[Stored items]
——

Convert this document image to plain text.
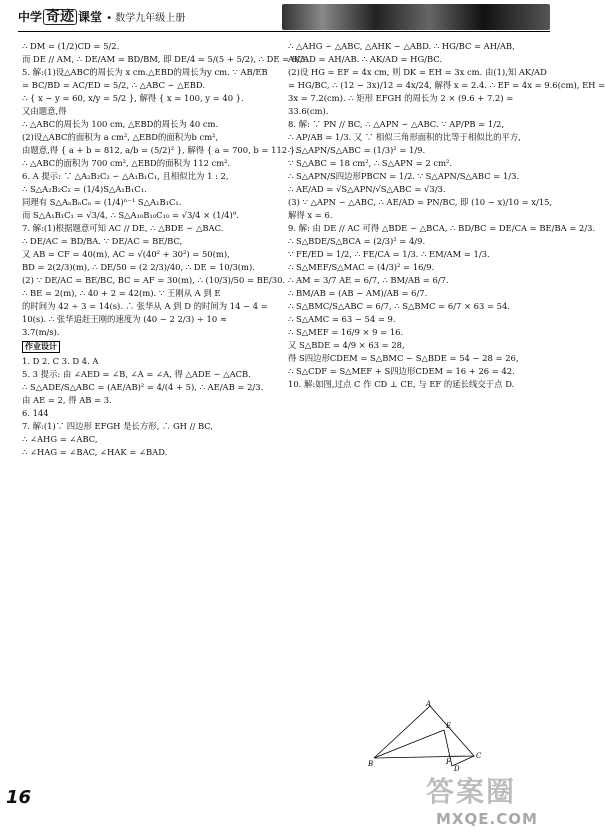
中学 奇迹 课堂 • 数学九年级上册

∴ DM = (1/2)CD = 5/2.

而 DE // AM, ∴ DE/AM = BD/BM, 即 DE/4 = 5/(5 + 5/2), ∴ DE = 8/3.

5. 解:(1)设△ABC的周长为 x cm.△EBD的周长为y cm. ∵ AB/EB

= BC/BD = AC/ED = 5/2, ∴ △ABC ∽ △EBD.

∴ { x − y = 60, x/y = 5/2 }, 解得 { x = 100, y = 40 }.

又由题意,得

∴ △ABC的周长为 100 cm, △EBD的周长为 40 cm.

(2)设△ABC的面积为 a cm², △EBD的面积为b cm²,

由题意,得 { a + b = 812, a/b = (5/2)² }, 解得 { a = 700, b = 112 }.

∴ △ABC的面积为 700 cm², △EBD的面积为 112 cm².

6. A 提示: ∵ △A₂B₂C₂ ∽ △A₁B₁C₁, 且相似比为 1 : 2,

∴ S△A₂B₂C₂ = (1/4)S△A₁B₁C₁.

同理有 S△AₙBₙCₙ = (1/4)ⁿ⁻¹ S△A₁B₁C₁.

而 S△A₁B₁C₁ = √3/4, ∴ S△A₁₀B₁₀C₁₀ = √3/4 × (1/4)⁹.

7. 解:(1)根据题意可知 AC // DE, ∴ △BDE ∽ △BAC.

∴ DE/AC = BD/BA. ∵ DE/AC = BE/BC,

又 AB = CF = 40(m), AC = √(40² + 30²) = 50(m),

BD = 2(2/3)(m), ∴ DE/50 = (2 2/3)/40, ∴ DE = 10/3(m).

(2) ∵ DE/AC = BE/BC, BC = AF = 30(m), ∴ (10/3)/50 = BE/30.

∴ BE = 2(m), ∴ 40 + 2 = 42(m). ∵ 王刚从 A 到 E

的时间为 42 ÷ 3 = 14(s). ∴ 张华从 A 到 D 的时间为 14 − 4 =

10(s). ∴ 张华追赶王刚的速度为 (40 − 2 2/3) ÷ 10 ≈

3.7(m/s).

作业设计

1. D 2. C 3. D 4. A

5. 3 提示: 由 ∠AED = ∠B, ∠A = ∠A, 得 △ADE ∽ △ACB.

∴ S△ADE/S△ABC = (AE/AB)² = 4/(4 + 5), ∴ AE/AB = 2/3.

由 AE = 2, 得 AB = 3.

6. 144

7. 解:(1)∵ 四边形 EFGH 是长方形, ∴ GH // BC,

∴ ∠AHG = ∠ABC,

∴ ∠HAG = ∠BAC, ∠HAK = ∠BAD.

∴ △AHG ∽ △ABC, △AHK ∽ △ABD. ∴ HG/BC = AH/AB,

AK/AD = AH/AB. ∴ AK/AD = HG/BC.

(2)设 HG = EF = 4x cm, 则 DK = EH = 3x cm. 由(1),知 AK/AD

= HG/BC, ∴ (12 − 3x)/12 = 4x/24, 解得 x = 2.4. ∴ EF = 4x = 9.6(cm), EH =

3x = 7.2(cm). ∴ 矩形 EFGH 的周长为 2 × (9.6 + 7.2) =

33.6(cm).

8. 解: ∵ PN // BC, ∴ △APN ∽ △ABC. ∵ AP/PB = 1/2,

∴ AP/AB = 1/3. 又 ∵ 相似三角形面积的比等于相似比的平方,

∴ S△APN/S△ABC = (1/3)² = 1/9.

∵ S△ABC = 18 cm², ∴ S△APN = 2 cm².

∴ S△APN/S四边形PBCN = 1/2. ∵ S△APN/S△ABC = 1/3.

∴ AE/AD = √S△APN/√S△ABC = √3/3.

(3) ∵ △APN ∽ △ABC, ∴ AE/AD = PN/BC, 即 (10 − x)/10 = x/15,

解得 x = 6.

9. 解: 由 DE // AC 可得 △BDE ∽ △BCA, ∴ BD/BC = DE/CA = BE/BA = 2/3.

∴ S△BDE/S△BCA = (2/3)² = 4/9.

∵ FE/ED = 1/2, ∴ FE/CA = 1/3. ∴ EM/AM = 1/3.

∴ S△MEF/S△MAC = (4/3)² = 16/9.

∴ AM = 3/7 AE = 6/7, ∴ BM/AB = 6/7.

∴ BM/AB = (AB − AM)/AB = 6/7.

∴ S△BMC/S△ABC = 6/7, ∴ S△BMC = 6/7 × 63 = 54.

∴ S△AMC = 63 − 54 = 9.

∴ S△MEF = 16/9 × 9 = 16.

又 S△BDE = 4/9 × 63 = 28,

得 S四边形CDEM = S△BMC − S△BDE = 54 − 28 = 26,

∴ S△CDF = S△MEF + S四边形CDEM = 16 + 26 = 42.

10. 解:如图,过点 C 作 CD ⊥ CE, 与 EF 的延长线交于点 D.

A
E
B	F
C
D
16	答案圈
MXQE.COM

——

Problem requirements: Without including any pictures, please restate all the records exactly.

Complete response:
Convert this document image to plain text.
中学 奇迹 课堂 • 数学九年级上册

∴ DM = (1/2)CD = 5/2.

而 DE // AM, ∴ DE/AM = BD/BM, 即 DE/4 = 5/(5 + 5/2), ∴ DE = 8/3.

5. 解:(1)设△ABC的周长为 x cm.△EBD的周长为y cm. ∵ AB/EB

= BC/BD = AC/ED = 5/2, ∴ △ABC ∽ △EBD.

∴ { x − y = 60, x/y = 5/2 }, 解得 { x = 100, y = 40 }.

又由题意,得

∴ △ABC的周长为 100 cm, △EBD的周长为 40 cm.

(2)设△ABC的面积为 a cm², △EBD的面积为b cm²,

由题意,得 { a + b = 812, a/b = (5/2)² }, 解得 { a = 700, b = 112 }.

∴ △ABC的面积为 700 cm², △EBD的面积为 112 cm².

6. A 提示: ∵ △A₂B₂C₂ ∽ △A₁B₁C₁, 且相似比为 1 : 2,

∴ S△A₂B₂C₂ = (1/4)S△A₁B₁C₁.

同理有 S△AₙBₙCₙ = (1/4)ⁿ⁻¹ S△A₁B₁C₁.

而 S△A₁B₁C₁ = √3/4, ∴ S△A₁₀B₁₀C₁₀ = √3/4 × (1/4)⁹.

7. 解:(1)根据题意可知 AC // DE, ∴ △BDE ∽ △BAC.

∴ DE/AC = BD/BA. ∵ DE/AC = BE/BC,

又 AB = CF = 40(m), AC = √(40² + 30²) = 50(m),

BD = 2(2/3)(m), ∴ DE/50 = (2 2/3)/40, ∴ DE = 10/3(m).

(2) ∵ DE/AC = BE/BC, BC = AF = 30(m), ∴ (10/3)/50 = BE/30.

∴ BE = 2(m), ∴ 40 + 2 = 42(m). ∵ 王刚从 A 到 E

的时间为 42 ÷ 3 = 14(s). ∴ 张华从 A 到 D 的时间为 14 − 4 =

10(s). ∴ 张华追赶王刚的速度为 (40 − 2 2/3) ÷ 10 ≈

3.7(m/s).

作业设计

1. D 2. C 3. D 4. A

5. 3 提示: 由 ∠AED = ∠B, ∠A = ∠A, 得 △ADE ∽ △ACB.

∴ S△ADE/S△ABC = (AE/AB)² = 4/(4 + 5), ∴ AE/AB = 2/3.

由 AE = 2, 得 AB = 3.

6. 144

7. 解:(1)∵ 四边形 EFGH 是长方形, ∴ GH // BC,

∴ ∠AHG = ∠ABC,

∴ ∠HAG = ∠BAC, ∠HAK = ∠BAD.

∴ △AHG ∽ △ABC, △AHK ∽ △ABD. ∴ HG/BC = AH/AB,

AK/AD = AH/AB. ∴ AK/AD = HG/BC.

(2)设 HG = EF = 4x cm, 则 DK = EH = 3x cm. 由(1),知 AK/AD

= HG/BC, ∴ (12 − 3x)/12 = 4x/24, 解得 x = 2.4. ∴ EF = 4x = 9.6(cm), EH =

3x = 7.2(cm). ∴ 矩形 EFGH 的周长为 2 × (9.6 + 7.2) =

33.6(cm).

8. 解: ∵ PN // BC, ∴ △APN ∽ △ABC. ∵ AP/PB = 1/2,

∴ AP/AB = 1/3. 又 ∵ 相似三角形面积的比等于相似比的平方,

∴ S△APN/S△ABC = (1/3)² = 1/9.

∵ S△ABC = 18 cm², ∴ S△APN = 2 cm².

∴ S△APN/S四边形PBCN = 1/2. ∵ S△APN/S△ABC = 1/3.

∴ AE/AD = √S△APN/√S△ABC = √3/3.

(3) ∵ △APN ∽ △ABC, ∴ AE/AD = PN/BC, 即 (10 − x)/10 = x/15,

解得 x = 6.

9. 解: 由 DE // AC 可得 △BDE ∽ △BCA, ∴ BD/BC = DE/CA = BE/BA = 2/3.

∴ S△BDE/S△BCA = (2/3)² = 4/9.

∵ FE/ED = 1/2, ∴ FE/CA = 1/3. ∴ EM/AM = 1/3.

∴ S△MEF/S△MAC = (4/3)² = 16/9.

∴ AM = 3/7 AE = 6/7, ∴ BM/AB = 6/7.

∴ BM/AB = (AB − AM)/AB = 6/7.

∴ S△BMC/S△ABC = 6/7, ∴ S△BMC = 6/7 × 63 = 54.

∴ S△AMC = 63 − 54 = 9.

∴ S△MEF = 16/9 × 9 = 16.

又 S△BDE = 4/9 × 63 = 28,

得 S四边形CDEM = S△BMC − S△BDE = 54 − 28 = 26,

∴ S△CDF = S△MEF + S四边形CDEM = 16 + 26 = 42.

10. 解:如图,过点 C 作 CD ⊥ CE, 与 EF 的延长线交于点 D.

A
E
B	F
C
D
16	答案圈
MXQE.COM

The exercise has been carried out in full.